→ INSTRUCTIONS FOR THE TASK
Count every line that has the word "krawata" in it; give no more than the number.

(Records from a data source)
--
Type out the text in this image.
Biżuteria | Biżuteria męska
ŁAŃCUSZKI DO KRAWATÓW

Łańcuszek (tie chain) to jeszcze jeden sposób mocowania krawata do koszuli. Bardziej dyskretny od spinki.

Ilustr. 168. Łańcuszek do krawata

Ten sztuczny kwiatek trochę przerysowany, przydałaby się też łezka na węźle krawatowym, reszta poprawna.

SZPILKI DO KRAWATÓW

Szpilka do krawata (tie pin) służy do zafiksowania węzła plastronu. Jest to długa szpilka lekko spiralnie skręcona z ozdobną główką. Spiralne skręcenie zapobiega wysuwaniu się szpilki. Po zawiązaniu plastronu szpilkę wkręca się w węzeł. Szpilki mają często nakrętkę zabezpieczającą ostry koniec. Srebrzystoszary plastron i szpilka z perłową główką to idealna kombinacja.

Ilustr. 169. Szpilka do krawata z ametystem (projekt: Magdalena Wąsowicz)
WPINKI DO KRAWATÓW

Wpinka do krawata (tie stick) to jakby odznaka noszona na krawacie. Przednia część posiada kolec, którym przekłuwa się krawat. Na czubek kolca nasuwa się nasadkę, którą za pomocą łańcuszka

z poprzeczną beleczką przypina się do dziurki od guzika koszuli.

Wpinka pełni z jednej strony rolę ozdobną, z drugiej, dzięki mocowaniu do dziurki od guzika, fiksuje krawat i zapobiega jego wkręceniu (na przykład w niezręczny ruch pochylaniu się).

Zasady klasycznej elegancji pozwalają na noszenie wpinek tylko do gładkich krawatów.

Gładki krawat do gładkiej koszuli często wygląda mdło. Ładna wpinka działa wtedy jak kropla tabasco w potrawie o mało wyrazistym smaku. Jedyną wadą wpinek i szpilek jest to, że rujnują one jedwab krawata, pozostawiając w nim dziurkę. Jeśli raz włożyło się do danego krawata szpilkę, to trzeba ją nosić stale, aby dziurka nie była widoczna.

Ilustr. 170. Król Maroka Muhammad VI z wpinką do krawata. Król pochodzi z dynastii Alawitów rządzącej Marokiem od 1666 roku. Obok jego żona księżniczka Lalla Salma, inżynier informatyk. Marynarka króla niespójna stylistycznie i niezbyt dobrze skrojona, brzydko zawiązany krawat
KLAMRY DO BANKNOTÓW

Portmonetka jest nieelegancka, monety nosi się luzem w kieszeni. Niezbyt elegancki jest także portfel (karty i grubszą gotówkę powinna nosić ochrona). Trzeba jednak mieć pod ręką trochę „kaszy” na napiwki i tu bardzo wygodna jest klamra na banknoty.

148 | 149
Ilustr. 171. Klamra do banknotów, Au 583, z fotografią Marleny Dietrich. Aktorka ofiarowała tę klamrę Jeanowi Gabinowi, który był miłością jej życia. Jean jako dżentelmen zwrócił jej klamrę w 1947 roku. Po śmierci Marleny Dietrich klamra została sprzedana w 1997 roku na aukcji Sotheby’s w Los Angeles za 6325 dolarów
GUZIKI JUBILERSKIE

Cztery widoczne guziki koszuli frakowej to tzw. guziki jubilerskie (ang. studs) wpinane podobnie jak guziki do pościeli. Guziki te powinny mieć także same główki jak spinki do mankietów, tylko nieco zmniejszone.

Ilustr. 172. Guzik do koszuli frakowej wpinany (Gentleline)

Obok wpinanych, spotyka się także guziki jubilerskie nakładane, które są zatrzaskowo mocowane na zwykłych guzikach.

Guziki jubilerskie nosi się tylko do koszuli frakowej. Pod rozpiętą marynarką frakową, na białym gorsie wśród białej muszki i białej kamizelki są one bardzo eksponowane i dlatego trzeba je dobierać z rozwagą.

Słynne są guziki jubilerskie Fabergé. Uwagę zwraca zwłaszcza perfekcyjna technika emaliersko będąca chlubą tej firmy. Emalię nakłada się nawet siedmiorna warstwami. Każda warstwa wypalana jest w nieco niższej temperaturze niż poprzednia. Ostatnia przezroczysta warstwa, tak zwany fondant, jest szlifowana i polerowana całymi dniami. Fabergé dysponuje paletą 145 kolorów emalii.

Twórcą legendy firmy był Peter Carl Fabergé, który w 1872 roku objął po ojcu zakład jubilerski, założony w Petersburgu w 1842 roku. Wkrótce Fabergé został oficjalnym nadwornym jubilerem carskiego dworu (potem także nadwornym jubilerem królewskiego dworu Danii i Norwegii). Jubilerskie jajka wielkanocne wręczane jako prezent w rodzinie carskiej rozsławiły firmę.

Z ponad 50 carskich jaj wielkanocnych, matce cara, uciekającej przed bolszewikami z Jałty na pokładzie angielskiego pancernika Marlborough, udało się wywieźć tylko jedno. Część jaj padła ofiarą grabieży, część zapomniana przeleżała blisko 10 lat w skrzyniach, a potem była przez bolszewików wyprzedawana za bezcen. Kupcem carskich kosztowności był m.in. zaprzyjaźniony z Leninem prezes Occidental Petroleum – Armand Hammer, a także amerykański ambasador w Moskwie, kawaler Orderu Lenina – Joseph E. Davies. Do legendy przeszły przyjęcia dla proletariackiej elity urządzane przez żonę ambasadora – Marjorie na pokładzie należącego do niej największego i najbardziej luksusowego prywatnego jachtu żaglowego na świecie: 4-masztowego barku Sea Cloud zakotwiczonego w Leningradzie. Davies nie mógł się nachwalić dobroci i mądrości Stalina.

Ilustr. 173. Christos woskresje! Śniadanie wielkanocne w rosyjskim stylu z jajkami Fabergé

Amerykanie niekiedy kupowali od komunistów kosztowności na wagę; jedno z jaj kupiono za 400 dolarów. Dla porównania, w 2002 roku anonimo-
--
→ CORRECT RESULT
7